EXERCISE DETAILS: Your task is to locate every line holding the string "الملك" and to copy each of them.
******************************
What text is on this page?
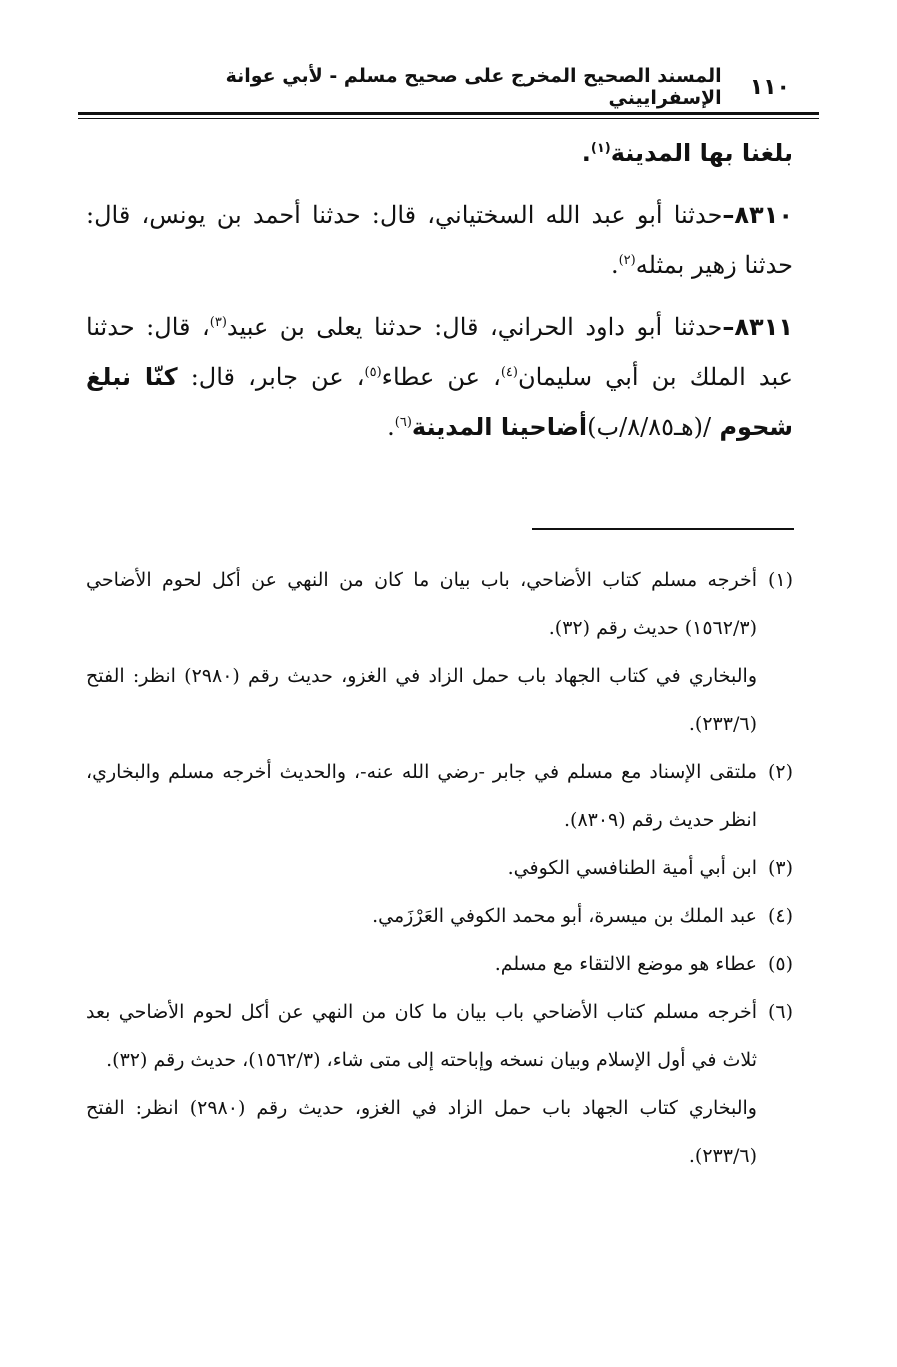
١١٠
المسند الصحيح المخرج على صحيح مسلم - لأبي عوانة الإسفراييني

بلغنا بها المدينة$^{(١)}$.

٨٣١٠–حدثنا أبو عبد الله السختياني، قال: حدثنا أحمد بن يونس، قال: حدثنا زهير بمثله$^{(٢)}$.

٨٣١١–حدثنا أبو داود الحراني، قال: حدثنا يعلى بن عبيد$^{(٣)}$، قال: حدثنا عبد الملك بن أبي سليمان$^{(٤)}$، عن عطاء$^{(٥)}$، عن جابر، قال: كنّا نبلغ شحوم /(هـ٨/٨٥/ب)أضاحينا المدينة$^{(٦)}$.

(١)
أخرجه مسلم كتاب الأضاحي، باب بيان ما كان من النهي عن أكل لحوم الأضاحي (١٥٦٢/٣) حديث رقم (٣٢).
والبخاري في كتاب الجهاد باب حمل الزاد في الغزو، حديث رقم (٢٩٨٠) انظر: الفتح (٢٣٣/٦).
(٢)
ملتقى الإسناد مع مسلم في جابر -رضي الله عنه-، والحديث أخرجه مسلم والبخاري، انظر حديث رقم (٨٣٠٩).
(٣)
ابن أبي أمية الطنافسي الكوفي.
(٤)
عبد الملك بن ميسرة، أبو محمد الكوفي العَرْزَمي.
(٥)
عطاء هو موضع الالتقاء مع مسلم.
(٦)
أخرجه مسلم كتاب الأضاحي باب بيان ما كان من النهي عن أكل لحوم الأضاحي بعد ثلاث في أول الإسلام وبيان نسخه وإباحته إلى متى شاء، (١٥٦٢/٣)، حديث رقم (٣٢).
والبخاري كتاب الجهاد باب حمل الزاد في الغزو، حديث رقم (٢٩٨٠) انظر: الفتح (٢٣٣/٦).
******************************
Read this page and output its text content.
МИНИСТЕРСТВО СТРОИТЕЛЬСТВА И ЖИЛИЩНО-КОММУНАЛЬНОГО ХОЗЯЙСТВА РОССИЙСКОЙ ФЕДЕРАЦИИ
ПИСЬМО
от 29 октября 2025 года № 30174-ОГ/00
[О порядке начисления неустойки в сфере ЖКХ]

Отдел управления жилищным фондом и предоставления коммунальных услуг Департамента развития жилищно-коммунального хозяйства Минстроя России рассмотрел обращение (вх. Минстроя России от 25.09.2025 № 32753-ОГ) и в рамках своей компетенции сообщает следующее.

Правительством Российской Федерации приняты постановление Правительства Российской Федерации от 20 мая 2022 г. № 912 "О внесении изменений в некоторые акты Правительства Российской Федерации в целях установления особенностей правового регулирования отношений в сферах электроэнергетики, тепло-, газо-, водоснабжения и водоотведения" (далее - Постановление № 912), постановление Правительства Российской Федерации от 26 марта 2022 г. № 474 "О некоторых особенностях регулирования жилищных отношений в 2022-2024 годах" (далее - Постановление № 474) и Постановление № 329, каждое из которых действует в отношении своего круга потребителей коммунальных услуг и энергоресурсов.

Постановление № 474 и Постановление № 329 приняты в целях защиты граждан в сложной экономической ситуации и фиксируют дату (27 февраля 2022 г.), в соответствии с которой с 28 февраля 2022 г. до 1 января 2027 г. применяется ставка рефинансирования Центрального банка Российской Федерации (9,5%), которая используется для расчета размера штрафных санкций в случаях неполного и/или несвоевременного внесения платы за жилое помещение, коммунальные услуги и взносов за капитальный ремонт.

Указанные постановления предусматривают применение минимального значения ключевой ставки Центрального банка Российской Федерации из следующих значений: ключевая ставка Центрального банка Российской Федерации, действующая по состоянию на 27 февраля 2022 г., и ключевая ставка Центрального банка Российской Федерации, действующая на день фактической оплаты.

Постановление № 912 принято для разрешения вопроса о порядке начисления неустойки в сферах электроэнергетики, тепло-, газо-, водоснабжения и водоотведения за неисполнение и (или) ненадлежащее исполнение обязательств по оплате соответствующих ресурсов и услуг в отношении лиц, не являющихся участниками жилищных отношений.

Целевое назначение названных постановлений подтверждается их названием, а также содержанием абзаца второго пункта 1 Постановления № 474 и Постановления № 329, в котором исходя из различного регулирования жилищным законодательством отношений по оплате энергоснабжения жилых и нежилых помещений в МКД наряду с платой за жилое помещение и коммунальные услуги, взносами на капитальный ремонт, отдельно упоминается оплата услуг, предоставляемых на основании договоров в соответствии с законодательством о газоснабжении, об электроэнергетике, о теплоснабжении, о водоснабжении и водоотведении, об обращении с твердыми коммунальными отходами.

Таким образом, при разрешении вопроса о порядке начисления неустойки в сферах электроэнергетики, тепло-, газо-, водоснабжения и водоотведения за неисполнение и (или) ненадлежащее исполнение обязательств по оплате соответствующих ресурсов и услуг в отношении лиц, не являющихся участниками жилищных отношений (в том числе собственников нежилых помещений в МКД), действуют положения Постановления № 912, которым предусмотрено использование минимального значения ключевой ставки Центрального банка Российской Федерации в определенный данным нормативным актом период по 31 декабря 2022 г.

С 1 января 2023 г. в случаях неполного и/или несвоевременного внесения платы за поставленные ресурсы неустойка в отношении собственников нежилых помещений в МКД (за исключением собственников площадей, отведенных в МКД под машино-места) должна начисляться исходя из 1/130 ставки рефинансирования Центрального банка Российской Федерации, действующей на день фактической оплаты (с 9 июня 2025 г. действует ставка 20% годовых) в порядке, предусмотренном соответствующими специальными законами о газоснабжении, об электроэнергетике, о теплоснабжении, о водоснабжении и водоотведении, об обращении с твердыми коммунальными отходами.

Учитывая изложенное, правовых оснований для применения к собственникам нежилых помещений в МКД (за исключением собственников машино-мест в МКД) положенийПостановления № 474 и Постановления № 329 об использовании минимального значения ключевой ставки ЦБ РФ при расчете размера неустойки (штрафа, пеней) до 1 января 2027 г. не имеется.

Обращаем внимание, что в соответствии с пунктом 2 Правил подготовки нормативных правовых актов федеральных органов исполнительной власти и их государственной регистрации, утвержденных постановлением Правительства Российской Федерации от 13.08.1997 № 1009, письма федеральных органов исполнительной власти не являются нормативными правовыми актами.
******************************
RESULT FOR THIS EXERCISE:
٨٣١١–حدثنا أبو داود الحراني، قال: حدثنا يعلى بن عبيد$^{(٣)}$، قال: حدثنا عبد الملك بن أبي سليمان$^{(٤)}$، عن عطاء$^{(٥)}$، عن جابر، قال: كنّا نبلغ شحوم /(هـ٨/٨٥/ب)أضاحينا المدينة$^{(٦)}$.
عبد الملك بن ميسرة، أبو محمد الكوفي العَرْزَمي.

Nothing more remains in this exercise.